* **INSTRUCTION**
Check every line of the material below for the string "repository", and return the ones that have it.

start DATA EXTRACT

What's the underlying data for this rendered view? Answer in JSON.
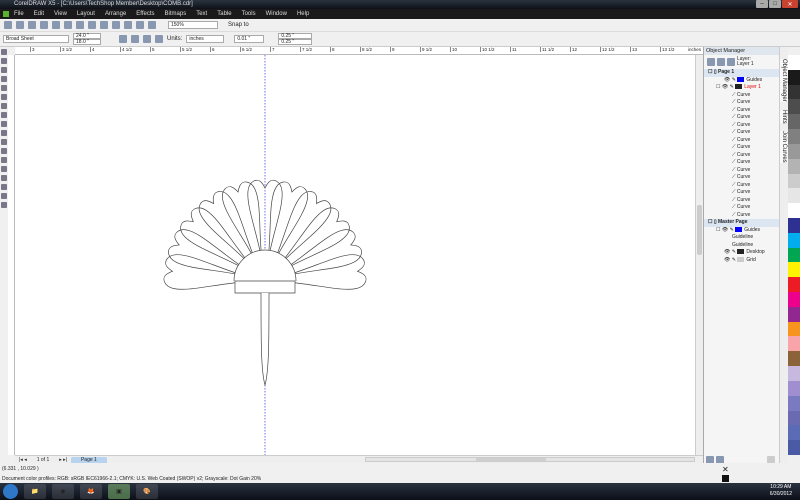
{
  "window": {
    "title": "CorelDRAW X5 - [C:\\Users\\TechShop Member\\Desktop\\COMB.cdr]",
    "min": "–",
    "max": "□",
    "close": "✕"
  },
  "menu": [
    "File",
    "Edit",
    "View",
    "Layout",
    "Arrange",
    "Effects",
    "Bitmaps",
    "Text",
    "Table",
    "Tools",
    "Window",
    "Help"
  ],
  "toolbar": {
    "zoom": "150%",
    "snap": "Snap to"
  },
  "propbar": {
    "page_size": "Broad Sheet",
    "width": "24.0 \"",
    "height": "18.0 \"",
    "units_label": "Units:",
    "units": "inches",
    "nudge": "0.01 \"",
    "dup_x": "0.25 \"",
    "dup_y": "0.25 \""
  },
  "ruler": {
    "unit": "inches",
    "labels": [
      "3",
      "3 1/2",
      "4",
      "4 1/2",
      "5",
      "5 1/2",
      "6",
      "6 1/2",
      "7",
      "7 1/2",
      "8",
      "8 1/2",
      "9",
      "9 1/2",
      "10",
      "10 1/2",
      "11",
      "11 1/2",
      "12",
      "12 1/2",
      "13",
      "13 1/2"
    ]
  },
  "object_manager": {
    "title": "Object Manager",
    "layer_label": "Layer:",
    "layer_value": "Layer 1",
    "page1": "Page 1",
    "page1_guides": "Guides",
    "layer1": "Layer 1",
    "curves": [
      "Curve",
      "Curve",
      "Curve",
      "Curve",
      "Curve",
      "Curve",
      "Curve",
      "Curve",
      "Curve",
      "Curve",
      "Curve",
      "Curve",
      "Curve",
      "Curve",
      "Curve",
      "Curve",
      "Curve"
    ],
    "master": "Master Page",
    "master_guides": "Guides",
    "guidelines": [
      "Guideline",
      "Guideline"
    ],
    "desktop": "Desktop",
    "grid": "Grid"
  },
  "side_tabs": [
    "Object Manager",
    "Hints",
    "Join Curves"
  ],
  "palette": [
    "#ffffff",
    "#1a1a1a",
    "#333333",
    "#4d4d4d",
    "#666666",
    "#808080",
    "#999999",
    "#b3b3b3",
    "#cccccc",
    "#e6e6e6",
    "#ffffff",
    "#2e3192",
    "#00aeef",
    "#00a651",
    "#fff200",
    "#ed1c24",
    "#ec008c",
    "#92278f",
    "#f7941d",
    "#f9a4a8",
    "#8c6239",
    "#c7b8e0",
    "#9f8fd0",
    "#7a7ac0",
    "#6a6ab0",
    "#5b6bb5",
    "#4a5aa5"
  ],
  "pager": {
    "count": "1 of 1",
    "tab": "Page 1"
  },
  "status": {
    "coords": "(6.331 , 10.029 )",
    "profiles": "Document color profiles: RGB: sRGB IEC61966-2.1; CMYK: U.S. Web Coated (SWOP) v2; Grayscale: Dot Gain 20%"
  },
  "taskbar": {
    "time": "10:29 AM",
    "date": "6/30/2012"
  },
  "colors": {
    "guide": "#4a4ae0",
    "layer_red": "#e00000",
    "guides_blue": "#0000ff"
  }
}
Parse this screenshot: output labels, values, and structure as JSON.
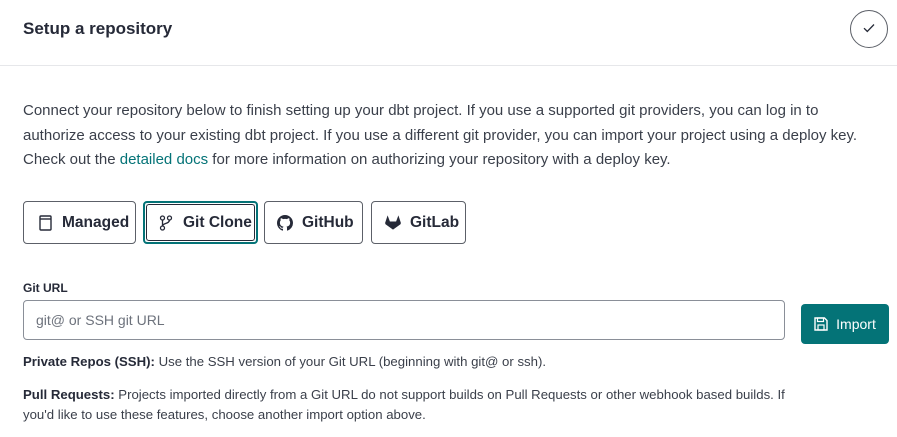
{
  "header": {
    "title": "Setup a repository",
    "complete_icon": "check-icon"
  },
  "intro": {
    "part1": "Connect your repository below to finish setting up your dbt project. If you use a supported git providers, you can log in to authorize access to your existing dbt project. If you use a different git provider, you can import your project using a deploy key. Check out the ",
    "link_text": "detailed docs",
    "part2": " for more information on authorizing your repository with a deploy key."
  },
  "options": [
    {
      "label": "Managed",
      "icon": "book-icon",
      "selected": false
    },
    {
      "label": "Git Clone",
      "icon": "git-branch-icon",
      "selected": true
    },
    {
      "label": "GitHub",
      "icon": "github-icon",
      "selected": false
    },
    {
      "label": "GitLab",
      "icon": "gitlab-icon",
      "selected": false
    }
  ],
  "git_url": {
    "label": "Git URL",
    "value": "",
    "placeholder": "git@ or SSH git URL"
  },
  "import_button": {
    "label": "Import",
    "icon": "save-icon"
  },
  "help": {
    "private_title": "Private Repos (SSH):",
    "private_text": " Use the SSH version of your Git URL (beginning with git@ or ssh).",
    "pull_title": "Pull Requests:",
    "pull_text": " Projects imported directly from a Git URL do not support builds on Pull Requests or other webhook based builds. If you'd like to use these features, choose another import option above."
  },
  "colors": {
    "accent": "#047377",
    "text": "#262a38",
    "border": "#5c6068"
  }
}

end DATA EXTRACT

* **RESULT OF THIS EXERCISE**
    "title": "Setup a repository",
    "part1": "Connect your repository below to finish setting up your dbt project. If you use a supported git providers, you can log in to authorize access to your existing dbt project. If you use a different git provider, you can import your project using a deploy key. Check out the ",
    "part2": " for more information on authorizing your repository with a deploy key."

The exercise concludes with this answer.